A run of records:
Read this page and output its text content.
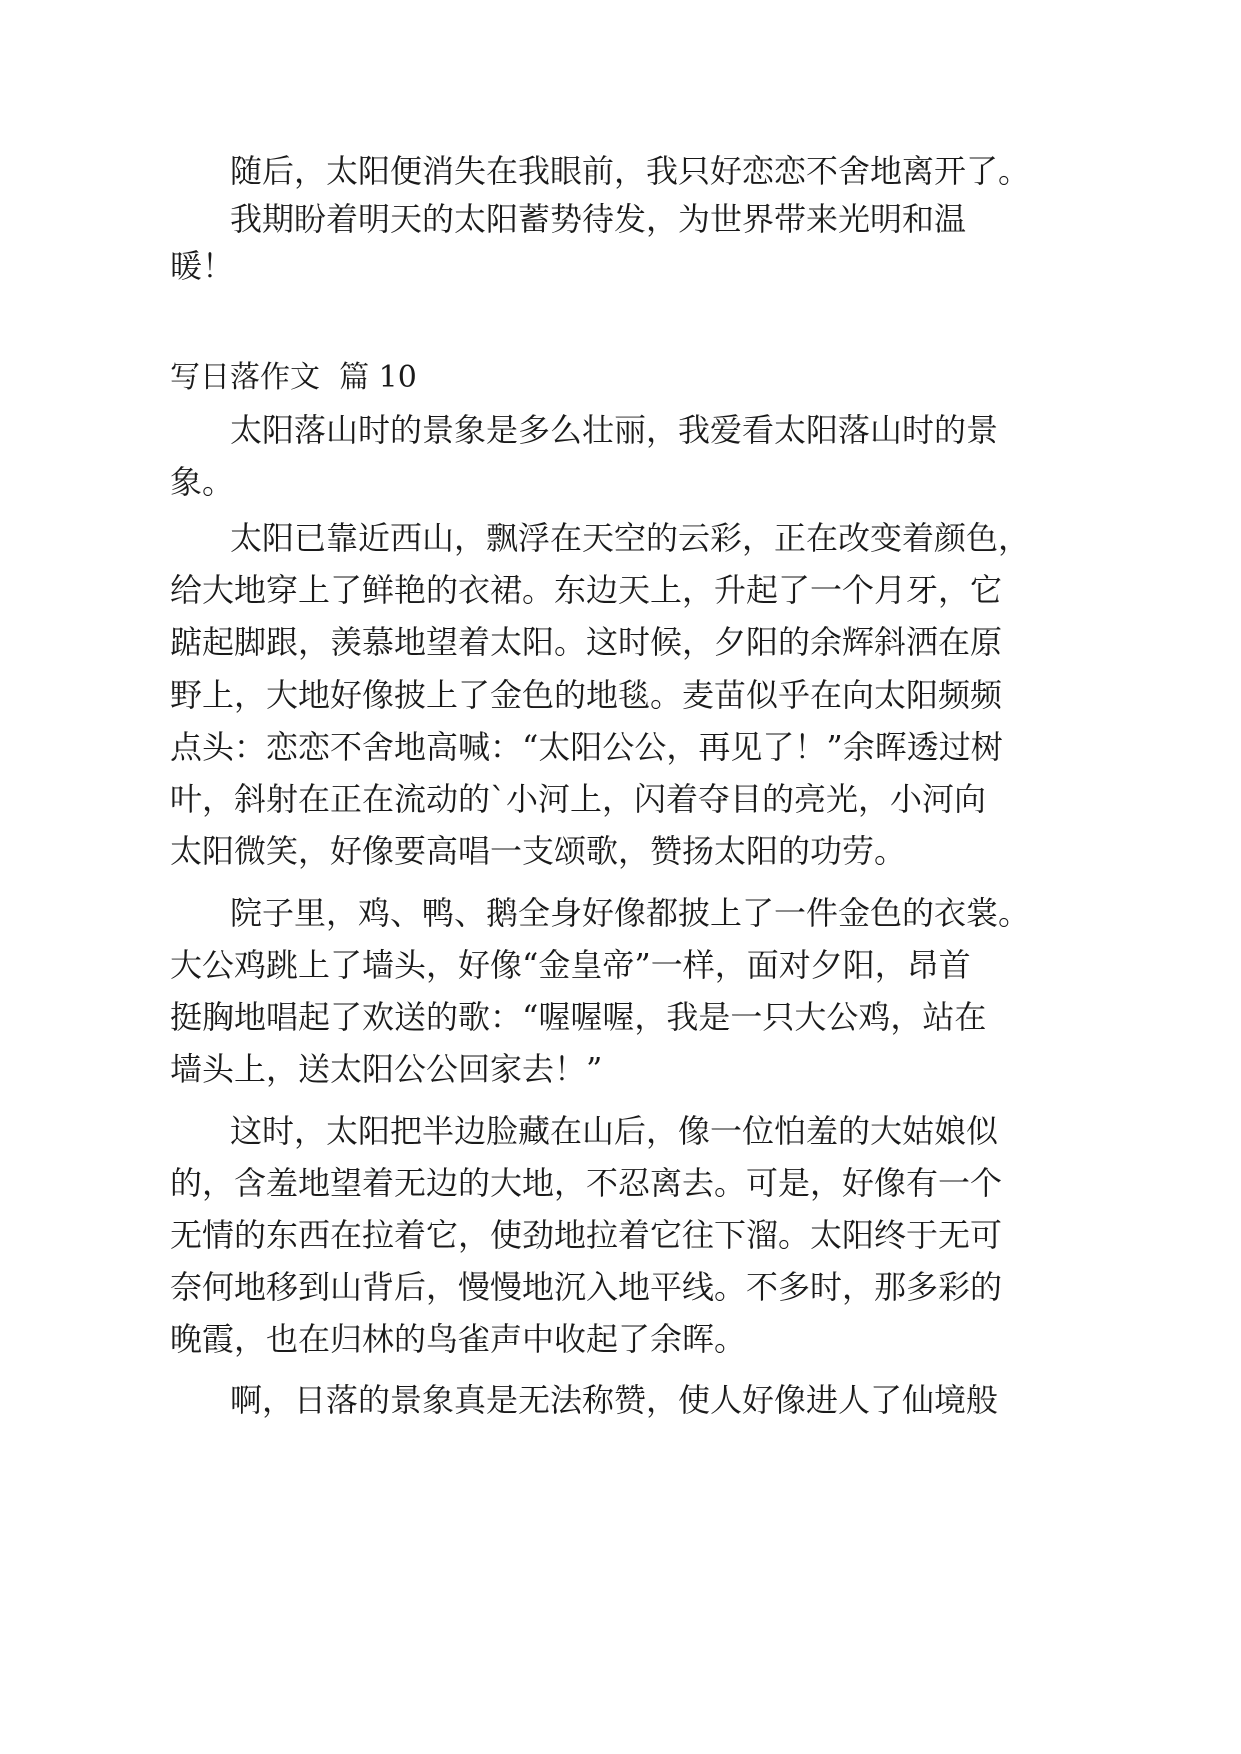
随后，太阳便消失在我眼前，我只好恋恋不舍地离开了。
我期盼着明天的太阳蓄势待发，为世界带来光明和温
暖！
写日落作文  篇 10
太阳落山时的景象是多么壮丽，我爱看太阳落山时的景
象。
太阳已靠近西山，飘浮在天空的云彩，正在改变着颜色，
给大地穿上了鲜艳的衣裙。东边天上，升起了一个月牙，它
踮起脚跟，羡慕地望着太阳。这时候，夕阳的余辉斜洒在原
野上，大地好像披上了金色的地毯。麦苗似乎在向太阳频频
点头：恋恋不舍地高喊：“太阳公公，再见了！”余晖透过树
叶，斜射在正在流动的`小河上，闪着夺目的亮光，小河向
太阳微笑，好像要高唱一支颂歌，赞扬太阳的功劳。
院子里，鸡、鸭、鹅全身好像都披上了一件金色的衣裳。
大公鸡跳上了墙头，好像“金皇帝”一样，面对夕阳，昂首
挺胸地唱起了欢送的歌：“喔喔喔，我是一只大公鸡，站在
墙头上，送太阳公公回家去！”
这时，太阳把半边脸藏在山后，像一位怕羞的大姑娘似
的，含羞地望着无边的大地，不忍离去。可是，好像有一个
无情的东西在拉着它，使劲地拉着它往下溜。太阳终于无可
奈何地移到山背后，慢慢地沉入地平线。不多时，那多彩的
晚霞，也在归林的鸟雀声中收起了余晖。
啊，日落的景象真是无法称赞，使人好像进人了仙境般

**Exercise details**
The records above must be echoed exactly, minus their pictures.

**Exercise output**
Read this page and output its text content.
随后，太阳便消失在我眼前，我只好恋恋不舍地离开了。
我期盼着明天的太阳蓄势待发，为世界带来光明和温
暖！
写日落作文  篇 10
太阳落山时的景象是多么壮丽，我爱看太阳落山时的景
象。
太阳已靠近西山，飘浮在天空的云彩，正在改变着颜色，
给大地穿上了鲜艳的衣裙。东边天上，升起了一个月牙，它
踮起脚跟，羡慕地望着太阳。这时候，夕阳的余辉斜洒在原
野上，大地好像披上了金色的地毯。麦苗似乎在向太阳频频
点头：恋恋不舍地高喊：“太阳公公，再见了！”余晖透过树
叶，斜射在正在流动的`小河上，闪着夺目的亮光，小河向
太阳微笑，好像要高唱一支颂歌，赞扬太阳的功劳。
院子里，鸡、鸭、鹅全身好像都披上了一件金色的衣裳。
大公鸡跳上了墙头，好像“金皇帝”一样，面对夕阳，昂首
挺胸地唱起了欢送的歌：“喔喔喔，我是一只大公鸡，站在
墙头上，送太阳公公回家去！”
这时，太阳把半边脸藏在山后，像一位怕羞的大姑娘似
的，含羞地望着无边的大地，不忍离去。可是，好像有一个
无情的东西在拉着它，使劲地拉着它往下溜。太阳终于无可
奈何地移到山背后，慢慢地沉入地平线。不多时，那多彩的
晚霞，也在归林的鸟雀声中收起了余晖。
啊，日落的景象真是无法称赞，使人好像进人了仙境般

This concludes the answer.